## Challenge
Which lines in the material below contain the word "Answer"? Copy each of them.

Collection entries
=======

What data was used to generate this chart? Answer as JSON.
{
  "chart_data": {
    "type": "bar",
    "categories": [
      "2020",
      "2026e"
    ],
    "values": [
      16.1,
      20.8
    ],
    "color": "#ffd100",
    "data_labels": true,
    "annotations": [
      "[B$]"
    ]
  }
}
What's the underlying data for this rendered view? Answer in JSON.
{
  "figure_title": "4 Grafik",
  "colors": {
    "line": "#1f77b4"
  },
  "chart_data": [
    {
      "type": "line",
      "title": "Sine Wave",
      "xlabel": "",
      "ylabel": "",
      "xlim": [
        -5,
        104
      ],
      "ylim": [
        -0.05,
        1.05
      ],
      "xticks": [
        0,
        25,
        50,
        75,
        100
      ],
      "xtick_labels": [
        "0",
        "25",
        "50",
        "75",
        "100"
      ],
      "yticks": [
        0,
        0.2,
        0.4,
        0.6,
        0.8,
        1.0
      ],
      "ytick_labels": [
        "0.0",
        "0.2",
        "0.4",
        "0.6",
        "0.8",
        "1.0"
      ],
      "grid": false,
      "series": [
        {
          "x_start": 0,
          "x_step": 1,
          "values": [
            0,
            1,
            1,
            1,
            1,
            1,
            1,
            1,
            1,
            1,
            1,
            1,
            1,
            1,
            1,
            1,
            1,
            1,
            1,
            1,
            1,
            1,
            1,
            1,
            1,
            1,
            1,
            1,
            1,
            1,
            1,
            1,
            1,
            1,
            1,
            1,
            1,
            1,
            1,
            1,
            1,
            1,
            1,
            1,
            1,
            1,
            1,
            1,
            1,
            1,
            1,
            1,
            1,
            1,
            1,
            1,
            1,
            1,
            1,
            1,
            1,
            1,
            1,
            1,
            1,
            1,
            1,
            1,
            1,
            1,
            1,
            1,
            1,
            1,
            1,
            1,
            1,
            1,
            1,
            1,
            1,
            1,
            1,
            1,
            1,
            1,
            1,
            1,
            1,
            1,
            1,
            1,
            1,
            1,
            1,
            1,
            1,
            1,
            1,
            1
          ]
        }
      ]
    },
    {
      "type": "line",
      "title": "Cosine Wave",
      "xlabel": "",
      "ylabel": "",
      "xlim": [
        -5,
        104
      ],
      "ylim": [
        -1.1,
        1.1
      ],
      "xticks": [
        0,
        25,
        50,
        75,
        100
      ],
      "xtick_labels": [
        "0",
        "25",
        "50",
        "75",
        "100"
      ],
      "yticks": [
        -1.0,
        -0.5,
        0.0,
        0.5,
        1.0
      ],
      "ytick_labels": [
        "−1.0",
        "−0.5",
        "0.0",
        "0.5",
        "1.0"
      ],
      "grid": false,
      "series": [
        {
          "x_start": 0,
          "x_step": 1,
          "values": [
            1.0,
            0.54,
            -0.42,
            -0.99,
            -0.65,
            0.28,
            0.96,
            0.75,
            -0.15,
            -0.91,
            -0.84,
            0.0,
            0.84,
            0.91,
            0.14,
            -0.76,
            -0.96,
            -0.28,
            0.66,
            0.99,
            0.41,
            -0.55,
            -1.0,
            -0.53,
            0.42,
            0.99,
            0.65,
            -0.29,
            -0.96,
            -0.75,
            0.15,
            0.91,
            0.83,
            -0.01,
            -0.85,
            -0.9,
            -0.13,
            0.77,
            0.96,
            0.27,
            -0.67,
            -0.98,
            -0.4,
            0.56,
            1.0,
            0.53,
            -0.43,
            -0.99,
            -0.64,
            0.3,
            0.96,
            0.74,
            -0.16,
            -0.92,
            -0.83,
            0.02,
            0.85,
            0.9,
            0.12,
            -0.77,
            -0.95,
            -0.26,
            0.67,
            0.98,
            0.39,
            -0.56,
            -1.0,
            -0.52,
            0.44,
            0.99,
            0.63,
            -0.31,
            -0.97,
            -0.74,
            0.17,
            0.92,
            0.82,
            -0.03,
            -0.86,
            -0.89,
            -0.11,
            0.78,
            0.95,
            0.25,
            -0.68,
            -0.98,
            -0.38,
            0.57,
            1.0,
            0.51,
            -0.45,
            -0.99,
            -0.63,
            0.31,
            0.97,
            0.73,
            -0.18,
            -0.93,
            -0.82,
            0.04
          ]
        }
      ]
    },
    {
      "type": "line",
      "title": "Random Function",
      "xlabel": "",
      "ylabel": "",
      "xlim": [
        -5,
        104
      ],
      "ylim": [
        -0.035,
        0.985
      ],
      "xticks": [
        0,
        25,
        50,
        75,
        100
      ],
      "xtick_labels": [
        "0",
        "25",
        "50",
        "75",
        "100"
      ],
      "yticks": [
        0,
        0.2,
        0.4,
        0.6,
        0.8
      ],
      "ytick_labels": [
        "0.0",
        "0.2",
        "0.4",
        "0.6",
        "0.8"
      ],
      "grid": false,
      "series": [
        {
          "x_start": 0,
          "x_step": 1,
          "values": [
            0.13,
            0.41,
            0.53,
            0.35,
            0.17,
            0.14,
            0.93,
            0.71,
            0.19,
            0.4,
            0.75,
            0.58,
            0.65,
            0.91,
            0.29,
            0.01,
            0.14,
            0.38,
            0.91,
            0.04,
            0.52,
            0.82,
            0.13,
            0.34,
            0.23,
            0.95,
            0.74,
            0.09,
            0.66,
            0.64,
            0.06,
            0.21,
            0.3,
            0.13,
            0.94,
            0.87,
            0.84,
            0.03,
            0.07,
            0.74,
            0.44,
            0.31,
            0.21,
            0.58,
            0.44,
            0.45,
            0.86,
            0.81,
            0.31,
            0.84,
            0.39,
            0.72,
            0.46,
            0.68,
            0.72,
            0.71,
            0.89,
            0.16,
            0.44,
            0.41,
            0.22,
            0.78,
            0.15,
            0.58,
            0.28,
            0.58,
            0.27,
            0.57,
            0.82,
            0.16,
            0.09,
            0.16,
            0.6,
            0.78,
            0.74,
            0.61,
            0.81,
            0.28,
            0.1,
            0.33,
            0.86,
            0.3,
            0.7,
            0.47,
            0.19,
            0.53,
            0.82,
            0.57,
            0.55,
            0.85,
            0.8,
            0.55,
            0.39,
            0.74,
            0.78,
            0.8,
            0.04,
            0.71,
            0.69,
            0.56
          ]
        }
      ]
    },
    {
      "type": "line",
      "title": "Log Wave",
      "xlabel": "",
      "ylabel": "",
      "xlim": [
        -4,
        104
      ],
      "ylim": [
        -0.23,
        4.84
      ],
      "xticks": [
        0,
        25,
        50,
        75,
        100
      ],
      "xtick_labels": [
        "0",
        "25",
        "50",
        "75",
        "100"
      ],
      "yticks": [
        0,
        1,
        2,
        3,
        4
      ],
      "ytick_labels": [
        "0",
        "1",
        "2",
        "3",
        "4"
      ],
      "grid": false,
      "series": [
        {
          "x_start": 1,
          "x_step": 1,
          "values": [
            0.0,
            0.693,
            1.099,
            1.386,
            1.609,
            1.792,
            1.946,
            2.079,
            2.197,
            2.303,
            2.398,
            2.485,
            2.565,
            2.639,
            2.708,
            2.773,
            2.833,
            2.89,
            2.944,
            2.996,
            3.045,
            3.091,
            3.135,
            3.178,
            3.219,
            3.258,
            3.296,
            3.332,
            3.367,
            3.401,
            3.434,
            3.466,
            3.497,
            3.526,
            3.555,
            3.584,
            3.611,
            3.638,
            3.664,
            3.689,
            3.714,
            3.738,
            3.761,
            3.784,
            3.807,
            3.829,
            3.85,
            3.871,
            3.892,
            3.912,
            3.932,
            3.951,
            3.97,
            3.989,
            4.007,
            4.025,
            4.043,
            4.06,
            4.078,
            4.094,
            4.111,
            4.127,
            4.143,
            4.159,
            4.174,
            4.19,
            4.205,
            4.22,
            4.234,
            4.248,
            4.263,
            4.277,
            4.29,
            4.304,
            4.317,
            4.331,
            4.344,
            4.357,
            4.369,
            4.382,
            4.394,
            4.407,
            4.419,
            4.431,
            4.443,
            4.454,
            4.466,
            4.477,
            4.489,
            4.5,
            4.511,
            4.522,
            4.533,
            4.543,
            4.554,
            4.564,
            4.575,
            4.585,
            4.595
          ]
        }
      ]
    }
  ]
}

=======

## Exercise response
What data was used to generate this chart? Answer as JSON.
What's the underlying data for this rendered view? Answer in JSON.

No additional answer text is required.